■ Aufgabe 1
Beantworte die folgenden Fragen zum Text über die Lüneburger Innenstadt.
(a) Wohin wandern immer mehr Kunden ab?
(b) Mit wem zusammen hatten einige Händler unlängst einen Denkanstoß geliefert?
(c) Wohin hatte der OB zur „Auftaktveranstaltung Innenstadtdialog“ geladen?
■ Aufgabe 2
Gib aus dem Text über die Lüneburger Innenstadt alles von „Dass sich etwas“ bis hinunter zu „heimischen Bildschirme geladen.“ wortgetreu wieder.

■ Ausgangstext
******

Dass sich etwas ändern muss, ist längst klar. Immer mehr Kunden wandern ins Internet ab, die Pandemie hat diesen Trend rasant beschleunigt. Mahnungen gibt es schon länger. So hatten unlängst einige Händler mit dem Lüneburger City-Management einen Denkanstoß geliefert. Am vorigen Donnerstag wurde der nächste Rettungsversuch in Angriff genommen – diesmal unter Federführung des OB. Er hatte Stadtgestalter, Händler, Gastronomen und Experten zur „Auftaktveranstaltung Innenstadtdialog“ ins Leuphana-Audimax und vor die heimischen Bildschirme geladen.

******

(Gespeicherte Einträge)
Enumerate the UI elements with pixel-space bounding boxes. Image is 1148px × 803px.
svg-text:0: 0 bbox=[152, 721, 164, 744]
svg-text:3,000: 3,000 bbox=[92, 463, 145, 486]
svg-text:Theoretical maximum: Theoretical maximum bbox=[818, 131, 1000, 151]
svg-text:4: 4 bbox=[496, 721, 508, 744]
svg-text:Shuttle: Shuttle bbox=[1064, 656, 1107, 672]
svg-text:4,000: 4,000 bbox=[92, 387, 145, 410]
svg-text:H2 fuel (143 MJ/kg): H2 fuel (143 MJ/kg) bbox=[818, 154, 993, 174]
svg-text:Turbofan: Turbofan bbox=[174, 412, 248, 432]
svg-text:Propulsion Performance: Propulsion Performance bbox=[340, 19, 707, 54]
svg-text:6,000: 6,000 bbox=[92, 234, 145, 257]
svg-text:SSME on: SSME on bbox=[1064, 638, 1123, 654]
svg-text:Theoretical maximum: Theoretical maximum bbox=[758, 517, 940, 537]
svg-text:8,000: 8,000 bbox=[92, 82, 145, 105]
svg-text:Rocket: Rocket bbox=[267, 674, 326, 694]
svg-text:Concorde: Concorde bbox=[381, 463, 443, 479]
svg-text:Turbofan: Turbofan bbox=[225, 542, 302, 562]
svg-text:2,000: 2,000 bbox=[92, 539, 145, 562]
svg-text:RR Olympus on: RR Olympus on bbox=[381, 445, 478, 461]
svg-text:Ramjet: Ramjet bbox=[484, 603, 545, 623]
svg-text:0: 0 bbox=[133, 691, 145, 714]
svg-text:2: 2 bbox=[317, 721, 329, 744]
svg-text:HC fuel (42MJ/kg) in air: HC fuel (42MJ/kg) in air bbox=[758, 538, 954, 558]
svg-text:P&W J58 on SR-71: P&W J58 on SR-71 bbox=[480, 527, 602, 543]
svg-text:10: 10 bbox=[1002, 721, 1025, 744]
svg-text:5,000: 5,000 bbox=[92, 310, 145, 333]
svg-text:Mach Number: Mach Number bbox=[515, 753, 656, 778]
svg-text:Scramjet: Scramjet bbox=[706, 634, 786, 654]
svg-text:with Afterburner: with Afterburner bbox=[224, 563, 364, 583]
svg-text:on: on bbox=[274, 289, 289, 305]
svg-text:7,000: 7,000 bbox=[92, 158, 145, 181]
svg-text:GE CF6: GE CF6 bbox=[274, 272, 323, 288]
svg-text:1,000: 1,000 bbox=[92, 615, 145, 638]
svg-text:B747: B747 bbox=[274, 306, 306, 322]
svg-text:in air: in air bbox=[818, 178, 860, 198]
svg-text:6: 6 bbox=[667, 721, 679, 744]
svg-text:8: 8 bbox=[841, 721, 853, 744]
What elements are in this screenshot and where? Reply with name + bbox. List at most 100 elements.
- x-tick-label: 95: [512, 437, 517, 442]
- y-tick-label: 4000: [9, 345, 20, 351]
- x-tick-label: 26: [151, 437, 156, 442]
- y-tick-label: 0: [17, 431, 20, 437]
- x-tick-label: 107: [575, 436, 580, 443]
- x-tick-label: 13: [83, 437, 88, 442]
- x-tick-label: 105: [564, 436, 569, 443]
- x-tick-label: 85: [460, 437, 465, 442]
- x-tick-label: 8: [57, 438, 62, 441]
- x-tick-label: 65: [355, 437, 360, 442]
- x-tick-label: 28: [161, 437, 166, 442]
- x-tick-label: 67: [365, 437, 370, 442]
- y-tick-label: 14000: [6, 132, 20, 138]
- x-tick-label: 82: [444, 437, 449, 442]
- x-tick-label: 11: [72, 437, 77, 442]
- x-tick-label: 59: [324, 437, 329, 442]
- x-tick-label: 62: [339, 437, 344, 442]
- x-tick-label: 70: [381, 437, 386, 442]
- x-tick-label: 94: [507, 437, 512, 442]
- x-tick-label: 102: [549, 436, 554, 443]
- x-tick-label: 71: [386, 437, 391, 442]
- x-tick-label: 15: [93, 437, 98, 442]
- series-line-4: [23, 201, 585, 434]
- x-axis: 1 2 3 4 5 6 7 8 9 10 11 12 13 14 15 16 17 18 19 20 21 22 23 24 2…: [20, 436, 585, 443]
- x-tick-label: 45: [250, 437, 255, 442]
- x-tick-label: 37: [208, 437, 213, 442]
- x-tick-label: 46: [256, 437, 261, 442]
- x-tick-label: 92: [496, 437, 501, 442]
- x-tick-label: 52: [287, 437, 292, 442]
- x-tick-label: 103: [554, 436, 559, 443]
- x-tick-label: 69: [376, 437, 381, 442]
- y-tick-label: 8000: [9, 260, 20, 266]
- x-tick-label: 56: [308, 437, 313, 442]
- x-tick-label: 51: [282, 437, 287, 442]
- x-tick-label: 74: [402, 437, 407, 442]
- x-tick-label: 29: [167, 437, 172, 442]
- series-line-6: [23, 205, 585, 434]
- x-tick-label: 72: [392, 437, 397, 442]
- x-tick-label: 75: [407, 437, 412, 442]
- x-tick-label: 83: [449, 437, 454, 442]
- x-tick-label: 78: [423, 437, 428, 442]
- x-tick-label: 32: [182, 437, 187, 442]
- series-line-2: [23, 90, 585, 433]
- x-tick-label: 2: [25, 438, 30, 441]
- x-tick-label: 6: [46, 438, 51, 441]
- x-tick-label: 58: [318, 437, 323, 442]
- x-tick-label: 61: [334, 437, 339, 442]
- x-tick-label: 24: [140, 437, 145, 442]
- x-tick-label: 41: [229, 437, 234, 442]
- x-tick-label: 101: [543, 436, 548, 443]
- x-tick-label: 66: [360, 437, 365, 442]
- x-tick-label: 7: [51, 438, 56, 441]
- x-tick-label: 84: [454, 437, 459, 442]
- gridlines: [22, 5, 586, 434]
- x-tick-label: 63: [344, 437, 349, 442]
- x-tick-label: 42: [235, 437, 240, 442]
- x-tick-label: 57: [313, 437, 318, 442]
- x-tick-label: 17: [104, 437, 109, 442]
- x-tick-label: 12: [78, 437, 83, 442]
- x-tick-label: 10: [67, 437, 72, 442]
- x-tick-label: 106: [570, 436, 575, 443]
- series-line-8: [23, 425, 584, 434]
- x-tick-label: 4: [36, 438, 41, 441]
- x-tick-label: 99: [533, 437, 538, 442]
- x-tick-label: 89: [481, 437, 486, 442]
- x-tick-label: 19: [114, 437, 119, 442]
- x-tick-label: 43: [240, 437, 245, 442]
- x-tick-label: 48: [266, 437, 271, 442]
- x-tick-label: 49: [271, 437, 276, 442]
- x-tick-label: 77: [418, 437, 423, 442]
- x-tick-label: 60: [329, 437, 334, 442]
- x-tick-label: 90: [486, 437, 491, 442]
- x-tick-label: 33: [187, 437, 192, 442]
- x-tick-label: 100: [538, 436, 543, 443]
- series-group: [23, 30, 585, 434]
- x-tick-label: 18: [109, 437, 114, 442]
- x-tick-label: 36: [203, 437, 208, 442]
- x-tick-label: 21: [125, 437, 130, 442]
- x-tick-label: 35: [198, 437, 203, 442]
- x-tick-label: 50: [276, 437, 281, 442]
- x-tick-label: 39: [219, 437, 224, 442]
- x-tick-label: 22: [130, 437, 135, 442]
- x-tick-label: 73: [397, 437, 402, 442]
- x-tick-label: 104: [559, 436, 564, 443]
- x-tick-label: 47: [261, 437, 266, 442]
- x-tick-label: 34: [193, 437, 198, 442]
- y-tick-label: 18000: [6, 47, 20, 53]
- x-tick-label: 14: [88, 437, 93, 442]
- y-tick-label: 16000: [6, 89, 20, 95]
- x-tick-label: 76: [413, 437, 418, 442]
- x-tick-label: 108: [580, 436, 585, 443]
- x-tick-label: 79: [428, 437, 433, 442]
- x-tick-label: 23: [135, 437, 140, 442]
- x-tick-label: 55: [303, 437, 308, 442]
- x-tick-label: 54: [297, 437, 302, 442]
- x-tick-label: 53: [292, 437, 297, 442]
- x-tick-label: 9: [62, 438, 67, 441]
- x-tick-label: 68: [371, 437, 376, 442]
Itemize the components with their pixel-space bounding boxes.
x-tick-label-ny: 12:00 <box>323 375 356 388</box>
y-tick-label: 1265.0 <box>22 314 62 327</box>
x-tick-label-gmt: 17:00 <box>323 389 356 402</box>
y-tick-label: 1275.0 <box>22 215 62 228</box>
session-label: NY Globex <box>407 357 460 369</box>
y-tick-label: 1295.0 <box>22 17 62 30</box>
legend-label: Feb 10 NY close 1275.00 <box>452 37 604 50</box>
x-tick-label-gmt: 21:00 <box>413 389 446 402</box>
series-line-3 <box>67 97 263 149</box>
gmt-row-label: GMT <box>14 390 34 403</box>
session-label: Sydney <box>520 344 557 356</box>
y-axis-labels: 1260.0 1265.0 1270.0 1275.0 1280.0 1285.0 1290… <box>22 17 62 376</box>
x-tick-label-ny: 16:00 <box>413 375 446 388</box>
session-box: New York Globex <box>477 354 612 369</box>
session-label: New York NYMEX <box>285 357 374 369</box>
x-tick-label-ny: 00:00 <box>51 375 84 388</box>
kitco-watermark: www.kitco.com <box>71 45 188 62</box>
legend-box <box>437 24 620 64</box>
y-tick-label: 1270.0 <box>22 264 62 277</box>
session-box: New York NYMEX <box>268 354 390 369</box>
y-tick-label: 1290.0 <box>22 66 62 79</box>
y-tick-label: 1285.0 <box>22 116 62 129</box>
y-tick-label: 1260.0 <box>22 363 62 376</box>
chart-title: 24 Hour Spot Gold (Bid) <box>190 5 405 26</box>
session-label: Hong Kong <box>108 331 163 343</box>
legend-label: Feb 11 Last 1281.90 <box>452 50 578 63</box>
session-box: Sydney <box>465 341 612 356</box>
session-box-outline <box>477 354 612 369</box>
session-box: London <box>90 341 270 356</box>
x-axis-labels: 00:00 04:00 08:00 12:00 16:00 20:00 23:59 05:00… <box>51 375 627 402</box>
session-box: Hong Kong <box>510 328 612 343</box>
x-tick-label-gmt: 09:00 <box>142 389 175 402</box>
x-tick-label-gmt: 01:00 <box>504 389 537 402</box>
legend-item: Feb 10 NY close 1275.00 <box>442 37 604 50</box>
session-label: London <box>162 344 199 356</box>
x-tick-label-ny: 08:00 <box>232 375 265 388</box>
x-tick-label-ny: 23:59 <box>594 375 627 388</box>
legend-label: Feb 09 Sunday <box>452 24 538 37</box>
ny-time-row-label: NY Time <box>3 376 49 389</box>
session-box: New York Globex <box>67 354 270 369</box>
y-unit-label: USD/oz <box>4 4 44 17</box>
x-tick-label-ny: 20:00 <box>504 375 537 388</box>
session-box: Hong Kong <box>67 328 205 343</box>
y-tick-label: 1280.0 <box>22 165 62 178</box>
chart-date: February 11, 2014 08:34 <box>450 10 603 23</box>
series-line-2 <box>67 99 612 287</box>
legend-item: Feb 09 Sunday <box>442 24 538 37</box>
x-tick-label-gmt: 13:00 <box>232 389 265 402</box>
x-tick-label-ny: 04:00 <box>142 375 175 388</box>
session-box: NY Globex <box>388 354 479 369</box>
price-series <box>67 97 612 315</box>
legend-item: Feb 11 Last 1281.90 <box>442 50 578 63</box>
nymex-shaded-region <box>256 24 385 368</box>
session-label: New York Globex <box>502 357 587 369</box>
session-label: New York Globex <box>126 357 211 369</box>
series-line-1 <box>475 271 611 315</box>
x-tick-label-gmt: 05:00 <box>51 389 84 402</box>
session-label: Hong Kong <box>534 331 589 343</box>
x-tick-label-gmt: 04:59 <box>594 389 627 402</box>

******

■ Lösung 1
(a) Ins Internet.
(b) Mit dem Lüneburger City-Management.
(c) Ins Leuphana-Audimax und vor die heimischen Bildschirme.

■ Lösung 2
Dass sich etwas ändern muss, ist längst klar. Immer mehr Kunden wandern ins Internet ab, die Pandemie hat diesen Trend rasant beschleunigt. Mahnungen gibt es schon länger. So hatten unlängst einige Händler mit dem Lüneburger City-Management einen Denkanstoß geliefert. Am vorigen Donnerstag wurde der nächste Rettungsversuch in Angriff genommen – diesmal unter Federführung des OB. Er hatte Stadtgestalter, Händler, Gastronomen und Experten zur „Auftaktveranstaltung Innenstadtdialog“ ins Leuphana-Audimax und vor die heimischen Bildschirme geladen.